>> START Record excerpts

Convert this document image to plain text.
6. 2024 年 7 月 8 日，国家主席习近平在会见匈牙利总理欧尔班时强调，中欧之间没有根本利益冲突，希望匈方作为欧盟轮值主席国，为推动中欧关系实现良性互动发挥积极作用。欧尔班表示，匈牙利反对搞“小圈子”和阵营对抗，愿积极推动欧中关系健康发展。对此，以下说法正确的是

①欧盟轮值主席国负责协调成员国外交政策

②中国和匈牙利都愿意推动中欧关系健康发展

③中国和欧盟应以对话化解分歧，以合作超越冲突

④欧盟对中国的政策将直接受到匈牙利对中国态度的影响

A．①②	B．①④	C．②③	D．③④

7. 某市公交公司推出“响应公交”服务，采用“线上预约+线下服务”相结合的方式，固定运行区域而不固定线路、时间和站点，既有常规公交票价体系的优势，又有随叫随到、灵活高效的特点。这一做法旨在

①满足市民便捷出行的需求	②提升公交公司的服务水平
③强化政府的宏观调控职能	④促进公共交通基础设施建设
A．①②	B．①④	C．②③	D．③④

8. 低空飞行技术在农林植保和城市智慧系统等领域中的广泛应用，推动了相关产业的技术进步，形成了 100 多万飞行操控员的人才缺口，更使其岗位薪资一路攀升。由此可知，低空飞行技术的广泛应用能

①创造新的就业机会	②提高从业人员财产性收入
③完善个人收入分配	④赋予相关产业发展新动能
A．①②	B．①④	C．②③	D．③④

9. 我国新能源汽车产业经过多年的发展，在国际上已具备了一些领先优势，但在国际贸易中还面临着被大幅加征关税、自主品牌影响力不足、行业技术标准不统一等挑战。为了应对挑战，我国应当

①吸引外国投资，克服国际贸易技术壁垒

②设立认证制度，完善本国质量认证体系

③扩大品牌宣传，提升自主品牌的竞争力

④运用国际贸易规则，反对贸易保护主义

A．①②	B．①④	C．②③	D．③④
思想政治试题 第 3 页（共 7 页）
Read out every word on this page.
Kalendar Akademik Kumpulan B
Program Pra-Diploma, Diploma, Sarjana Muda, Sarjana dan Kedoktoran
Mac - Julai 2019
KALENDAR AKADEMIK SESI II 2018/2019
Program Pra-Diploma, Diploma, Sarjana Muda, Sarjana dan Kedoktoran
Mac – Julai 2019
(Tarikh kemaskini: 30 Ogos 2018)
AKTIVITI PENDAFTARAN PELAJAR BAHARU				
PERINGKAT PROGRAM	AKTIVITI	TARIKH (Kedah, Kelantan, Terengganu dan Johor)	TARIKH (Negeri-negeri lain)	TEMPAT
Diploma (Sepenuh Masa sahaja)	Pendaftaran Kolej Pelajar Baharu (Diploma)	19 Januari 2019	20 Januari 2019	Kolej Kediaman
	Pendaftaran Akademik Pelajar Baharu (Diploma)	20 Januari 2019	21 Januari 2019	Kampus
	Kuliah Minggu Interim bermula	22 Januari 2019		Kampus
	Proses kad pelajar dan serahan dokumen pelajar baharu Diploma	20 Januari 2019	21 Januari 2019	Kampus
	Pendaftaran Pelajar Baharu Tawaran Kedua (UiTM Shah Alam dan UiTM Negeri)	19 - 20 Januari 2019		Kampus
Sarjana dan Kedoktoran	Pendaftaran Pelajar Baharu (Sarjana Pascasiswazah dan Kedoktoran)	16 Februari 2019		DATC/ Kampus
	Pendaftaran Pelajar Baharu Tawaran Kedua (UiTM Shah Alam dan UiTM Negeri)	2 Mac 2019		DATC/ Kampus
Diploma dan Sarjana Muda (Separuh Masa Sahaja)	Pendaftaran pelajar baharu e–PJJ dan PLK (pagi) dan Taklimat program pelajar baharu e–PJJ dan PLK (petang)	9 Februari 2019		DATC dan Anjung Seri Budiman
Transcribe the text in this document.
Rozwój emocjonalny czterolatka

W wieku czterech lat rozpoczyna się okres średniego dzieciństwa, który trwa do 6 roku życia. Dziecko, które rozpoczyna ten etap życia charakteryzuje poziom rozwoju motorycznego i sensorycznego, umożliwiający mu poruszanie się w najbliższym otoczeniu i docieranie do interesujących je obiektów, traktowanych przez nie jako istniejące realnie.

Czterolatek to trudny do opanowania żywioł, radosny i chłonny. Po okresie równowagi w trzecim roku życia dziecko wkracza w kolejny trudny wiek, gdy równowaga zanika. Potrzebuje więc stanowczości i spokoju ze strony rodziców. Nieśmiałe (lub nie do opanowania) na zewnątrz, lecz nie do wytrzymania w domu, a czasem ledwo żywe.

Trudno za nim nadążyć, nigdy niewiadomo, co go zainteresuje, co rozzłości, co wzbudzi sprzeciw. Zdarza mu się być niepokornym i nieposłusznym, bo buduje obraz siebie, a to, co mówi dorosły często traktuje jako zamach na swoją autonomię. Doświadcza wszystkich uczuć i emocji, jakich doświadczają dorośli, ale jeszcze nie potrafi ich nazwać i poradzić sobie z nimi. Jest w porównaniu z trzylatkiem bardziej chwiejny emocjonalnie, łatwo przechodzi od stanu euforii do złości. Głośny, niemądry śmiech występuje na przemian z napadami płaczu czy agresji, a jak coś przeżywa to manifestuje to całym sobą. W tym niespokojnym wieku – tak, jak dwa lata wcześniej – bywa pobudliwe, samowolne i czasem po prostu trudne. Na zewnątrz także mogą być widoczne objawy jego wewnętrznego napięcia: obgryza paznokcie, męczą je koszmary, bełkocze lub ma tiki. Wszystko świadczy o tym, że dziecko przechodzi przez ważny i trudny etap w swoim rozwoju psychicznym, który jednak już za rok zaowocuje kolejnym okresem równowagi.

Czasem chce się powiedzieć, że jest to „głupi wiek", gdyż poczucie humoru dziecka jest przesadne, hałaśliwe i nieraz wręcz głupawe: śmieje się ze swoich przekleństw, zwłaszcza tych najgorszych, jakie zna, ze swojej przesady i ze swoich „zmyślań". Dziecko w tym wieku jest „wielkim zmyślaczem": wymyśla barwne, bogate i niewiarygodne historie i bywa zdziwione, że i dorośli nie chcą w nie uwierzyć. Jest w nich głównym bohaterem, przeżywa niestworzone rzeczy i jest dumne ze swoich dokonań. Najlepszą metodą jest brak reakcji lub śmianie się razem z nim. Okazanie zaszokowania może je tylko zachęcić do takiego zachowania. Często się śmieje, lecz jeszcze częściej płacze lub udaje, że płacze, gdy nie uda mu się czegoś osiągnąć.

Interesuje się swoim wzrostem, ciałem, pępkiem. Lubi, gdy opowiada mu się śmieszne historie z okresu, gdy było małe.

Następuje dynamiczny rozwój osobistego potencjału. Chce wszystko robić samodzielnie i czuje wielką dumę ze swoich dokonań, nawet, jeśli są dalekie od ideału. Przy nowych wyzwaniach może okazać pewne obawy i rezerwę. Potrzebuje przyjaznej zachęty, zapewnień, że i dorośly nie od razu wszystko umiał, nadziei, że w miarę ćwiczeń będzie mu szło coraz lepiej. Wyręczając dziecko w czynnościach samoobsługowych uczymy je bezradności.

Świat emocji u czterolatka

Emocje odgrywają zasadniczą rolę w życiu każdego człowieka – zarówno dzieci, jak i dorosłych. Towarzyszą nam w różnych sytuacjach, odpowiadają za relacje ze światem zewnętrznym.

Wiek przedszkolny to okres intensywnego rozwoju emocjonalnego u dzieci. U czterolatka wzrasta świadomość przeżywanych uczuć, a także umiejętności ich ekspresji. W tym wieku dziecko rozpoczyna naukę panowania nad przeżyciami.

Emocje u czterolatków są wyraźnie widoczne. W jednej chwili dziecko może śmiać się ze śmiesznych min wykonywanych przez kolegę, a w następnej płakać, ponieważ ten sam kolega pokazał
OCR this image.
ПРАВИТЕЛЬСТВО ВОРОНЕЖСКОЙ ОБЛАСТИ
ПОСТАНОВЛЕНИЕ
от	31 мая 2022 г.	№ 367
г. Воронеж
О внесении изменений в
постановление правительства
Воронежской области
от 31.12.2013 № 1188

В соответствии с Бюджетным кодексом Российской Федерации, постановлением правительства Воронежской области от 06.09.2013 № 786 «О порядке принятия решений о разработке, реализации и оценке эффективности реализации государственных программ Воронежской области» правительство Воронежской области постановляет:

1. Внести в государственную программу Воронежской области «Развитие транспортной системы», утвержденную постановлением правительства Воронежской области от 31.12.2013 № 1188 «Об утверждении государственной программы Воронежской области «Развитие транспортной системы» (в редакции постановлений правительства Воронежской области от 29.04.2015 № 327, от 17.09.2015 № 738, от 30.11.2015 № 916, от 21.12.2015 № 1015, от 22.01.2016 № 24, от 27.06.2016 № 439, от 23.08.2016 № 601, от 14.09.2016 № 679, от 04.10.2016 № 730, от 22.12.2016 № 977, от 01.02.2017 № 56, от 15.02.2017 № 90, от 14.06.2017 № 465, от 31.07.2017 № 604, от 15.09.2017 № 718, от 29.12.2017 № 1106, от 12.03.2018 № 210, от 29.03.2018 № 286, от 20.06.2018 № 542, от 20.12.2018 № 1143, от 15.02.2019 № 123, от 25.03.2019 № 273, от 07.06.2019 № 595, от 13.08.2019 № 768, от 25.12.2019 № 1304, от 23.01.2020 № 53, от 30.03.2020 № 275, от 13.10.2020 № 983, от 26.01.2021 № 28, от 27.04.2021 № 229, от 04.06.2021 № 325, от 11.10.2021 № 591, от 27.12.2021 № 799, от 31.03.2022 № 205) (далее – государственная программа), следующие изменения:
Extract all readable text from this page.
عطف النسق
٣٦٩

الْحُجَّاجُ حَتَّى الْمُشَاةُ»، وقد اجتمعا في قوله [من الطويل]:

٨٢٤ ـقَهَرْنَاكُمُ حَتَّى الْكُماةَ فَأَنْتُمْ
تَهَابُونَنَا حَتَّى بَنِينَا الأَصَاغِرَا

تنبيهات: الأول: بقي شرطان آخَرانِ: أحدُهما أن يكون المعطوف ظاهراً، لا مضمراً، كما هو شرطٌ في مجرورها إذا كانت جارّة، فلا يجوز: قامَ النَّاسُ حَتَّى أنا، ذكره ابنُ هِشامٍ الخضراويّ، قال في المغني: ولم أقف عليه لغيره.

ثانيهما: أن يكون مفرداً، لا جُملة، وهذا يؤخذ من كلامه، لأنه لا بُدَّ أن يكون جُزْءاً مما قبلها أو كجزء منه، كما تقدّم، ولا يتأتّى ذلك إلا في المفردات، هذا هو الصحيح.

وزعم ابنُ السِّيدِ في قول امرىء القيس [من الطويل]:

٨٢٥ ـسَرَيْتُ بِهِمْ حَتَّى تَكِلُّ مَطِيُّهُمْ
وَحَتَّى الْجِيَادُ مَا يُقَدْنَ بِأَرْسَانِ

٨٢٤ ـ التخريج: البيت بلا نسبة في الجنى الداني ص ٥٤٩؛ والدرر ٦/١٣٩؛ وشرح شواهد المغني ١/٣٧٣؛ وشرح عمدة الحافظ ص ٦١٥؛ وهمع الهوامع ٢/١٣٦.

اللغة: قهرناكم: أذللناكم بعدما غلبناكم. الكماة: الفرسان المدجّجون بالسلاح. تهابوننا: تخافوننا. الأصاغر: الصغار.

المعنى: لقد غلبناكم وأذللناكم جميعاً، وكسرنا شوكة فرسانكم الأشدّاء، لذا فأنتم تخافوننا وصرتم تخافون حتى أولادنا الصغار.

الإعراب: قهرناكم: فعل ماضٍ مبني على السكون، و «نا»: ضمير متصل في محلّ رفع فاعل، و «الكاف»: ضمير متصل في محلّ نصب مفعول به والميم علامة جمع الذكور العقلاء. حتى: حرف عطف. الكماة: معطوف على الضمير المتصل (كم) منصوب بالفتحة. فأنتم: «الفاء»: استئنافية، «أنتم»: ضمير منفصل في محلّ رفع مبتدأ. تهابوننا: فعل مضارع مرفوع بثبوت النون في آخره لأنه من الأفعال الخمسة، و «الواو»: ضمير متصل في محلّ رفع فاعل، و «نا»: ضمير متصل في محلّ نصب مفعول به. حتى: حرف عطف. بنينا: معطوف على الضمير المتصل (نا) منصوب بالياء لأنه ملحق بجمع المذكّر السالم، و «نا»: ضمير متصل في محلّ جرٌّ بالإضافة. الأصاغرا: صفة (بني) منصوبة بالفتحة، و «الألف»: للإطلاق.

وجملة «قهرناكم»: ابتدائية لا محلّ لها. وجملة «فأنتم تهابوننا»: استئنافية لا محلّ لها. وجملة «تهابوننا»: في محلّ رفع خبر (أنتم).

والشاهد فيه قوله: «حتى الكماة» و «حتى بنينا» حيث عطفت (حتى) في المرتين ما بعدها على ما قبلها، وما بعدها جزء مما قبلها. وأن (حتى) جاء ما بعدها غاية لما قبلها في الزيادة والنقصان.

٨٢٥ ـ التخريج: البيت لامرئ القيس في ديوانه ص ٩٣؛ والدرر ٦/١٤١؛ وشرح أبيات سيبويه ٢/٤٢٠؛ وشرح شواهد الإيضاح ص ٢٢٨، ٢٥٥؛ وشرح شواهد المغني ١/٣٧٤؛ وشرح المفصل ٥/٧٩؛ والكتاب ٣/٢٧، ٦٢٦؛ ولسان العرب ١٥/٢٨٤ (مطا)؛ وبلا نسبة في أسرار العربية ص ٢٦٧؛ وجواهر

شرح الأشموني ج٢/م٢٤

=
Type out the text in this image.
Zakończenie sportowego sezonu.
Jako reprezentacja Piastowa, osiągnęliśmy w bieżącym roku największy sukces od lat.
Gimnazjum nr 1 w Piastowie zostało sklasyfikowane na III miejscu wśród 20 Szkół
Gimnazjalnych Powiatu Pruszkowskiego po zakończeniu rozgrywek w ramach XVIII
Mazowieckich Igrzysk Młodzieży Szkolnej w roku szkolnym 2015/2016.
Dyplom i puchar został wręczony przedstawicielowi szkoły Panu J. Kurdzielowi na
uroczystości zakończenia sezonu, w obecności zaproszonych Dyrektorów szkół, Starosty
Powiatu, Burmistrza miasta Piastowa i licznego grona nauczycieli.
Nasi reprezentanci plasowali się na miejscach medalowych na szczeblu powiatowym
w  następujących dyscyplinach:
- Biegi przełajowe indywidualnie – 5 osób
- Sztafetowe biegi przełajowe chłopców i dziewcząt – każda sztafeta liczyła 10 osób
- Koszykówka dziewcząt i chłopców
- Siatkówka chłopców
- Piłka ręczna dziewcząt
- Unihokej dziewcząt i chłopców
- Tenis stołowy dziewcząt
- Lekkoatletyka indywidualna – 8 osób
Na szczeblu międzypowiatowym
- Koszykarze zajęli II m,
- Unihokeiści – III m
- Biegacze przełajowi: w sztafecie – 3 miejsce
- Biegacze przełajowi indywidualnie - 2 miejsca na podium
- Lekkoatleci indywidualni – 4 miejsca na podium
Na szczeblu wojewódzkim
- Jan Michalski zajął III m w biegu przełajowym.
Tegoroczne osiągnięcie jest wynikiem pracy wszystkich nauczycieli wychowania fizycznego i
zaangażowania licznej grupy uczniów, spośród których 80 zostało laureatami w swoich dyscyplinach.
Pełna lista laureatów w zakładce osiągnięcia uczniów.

>> END Record excerpts

- Task instructions:
Filter the listing above for the string "uczniów" and copy every matching line.

- The solution:
zaangażowania licznej grupy uczniów, spośród których 80 zostało laureatami w swoich dyscyplinach.
Pełna lista laureatów w zakładce osiągnięcia uczniów.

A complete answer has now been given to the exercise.